** START OF DATA TO PROCESS **
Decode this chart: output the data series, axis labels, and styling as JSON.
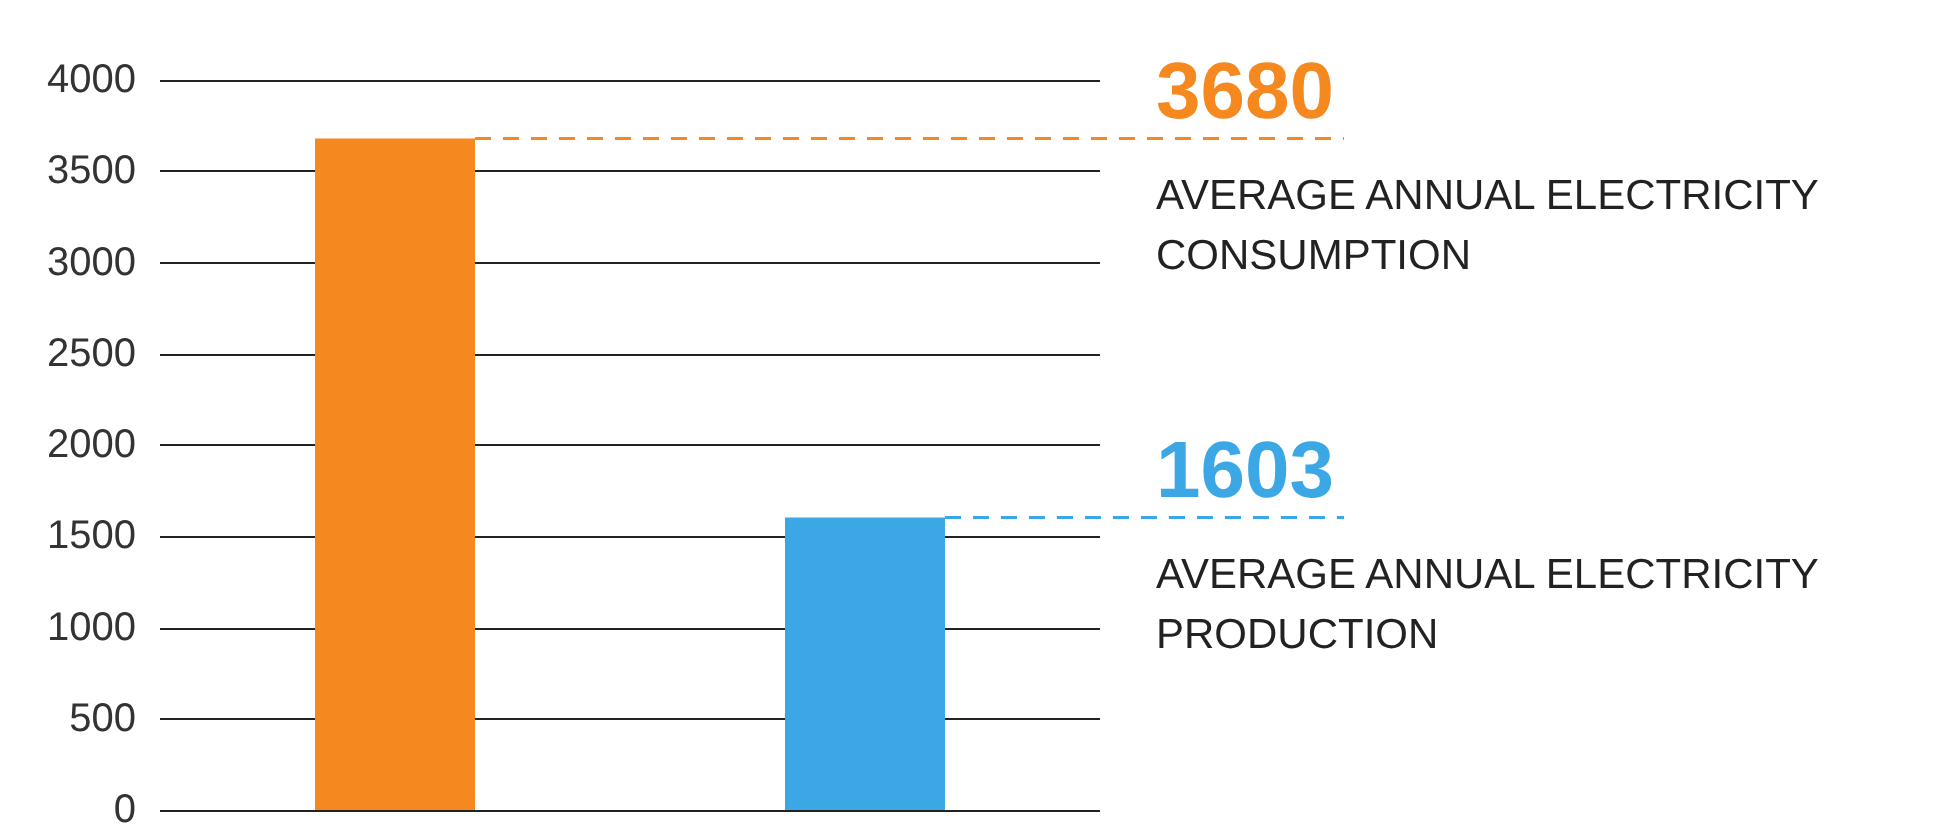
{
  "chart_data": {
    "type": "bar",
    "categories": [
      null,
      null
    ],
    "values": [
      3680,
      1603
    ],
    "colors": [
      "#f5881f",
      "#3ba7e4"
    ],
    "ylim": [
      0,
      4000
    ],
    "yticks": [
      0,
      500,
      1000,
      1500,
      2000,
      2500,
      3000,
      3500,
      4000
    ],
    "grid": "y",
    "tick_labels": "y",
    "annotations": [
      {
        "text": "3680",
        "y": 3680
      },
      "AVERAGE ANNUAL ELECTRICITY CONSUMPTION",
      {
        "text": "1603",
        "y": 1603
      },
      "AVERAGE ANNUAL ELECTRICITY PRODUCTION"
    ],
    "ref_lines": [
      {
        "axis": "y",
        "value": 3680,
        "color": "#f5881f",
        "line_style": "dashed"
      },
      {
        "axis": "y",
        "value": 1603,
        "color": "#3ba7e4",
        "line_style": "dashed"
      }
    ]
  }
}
** END OF DATA TO PROCESS **
▶ _PROBLEM TO SOLVE_: Return all the entries word for word, but omit any pictures they contain.

▶ _WRITTEN RESPONSE_:
Decode this chart: output the data series, axis labels, and styling as JSON.
{
  "chart_data": {
    "type": "bar",
    "categories": [
      null,
      null
    ],
    "values": [
      3680,
      1603
    ],
    "colors": [
      "#f5881f",
      "#3ba7e4"
    ],
    "ylim": [
      0,
      4000
    ],
    "yticks": [
      0,
      500,
      1000,
      1500,
      2000,
      2500,
      3000,
      3500,
      4000
    ],
    "grid": "y",
    "tick_labels": "y",
    "annotations": [
      {
        "text": "3680",
        "y": 3680
      },
      "AVERAGE ANNUAL ELECTRICITY CONSUMPTION",
      {
        "text": "1603",
        "y": 1603
      },
      "AVERAGE ANNUAL ELECTRICITY PRODUCTION"
    ],
    "ref_lines": [
      {
        "axis": "y",
        "value": 3680,
        "color": "#f5881f",
        "line_style": "dashed"
      },
      {
        "axis": "y",
        "value": 1603,
        "color": "#3ba7e4",
        "line_style": "dashed"
      }
    ]
  }
}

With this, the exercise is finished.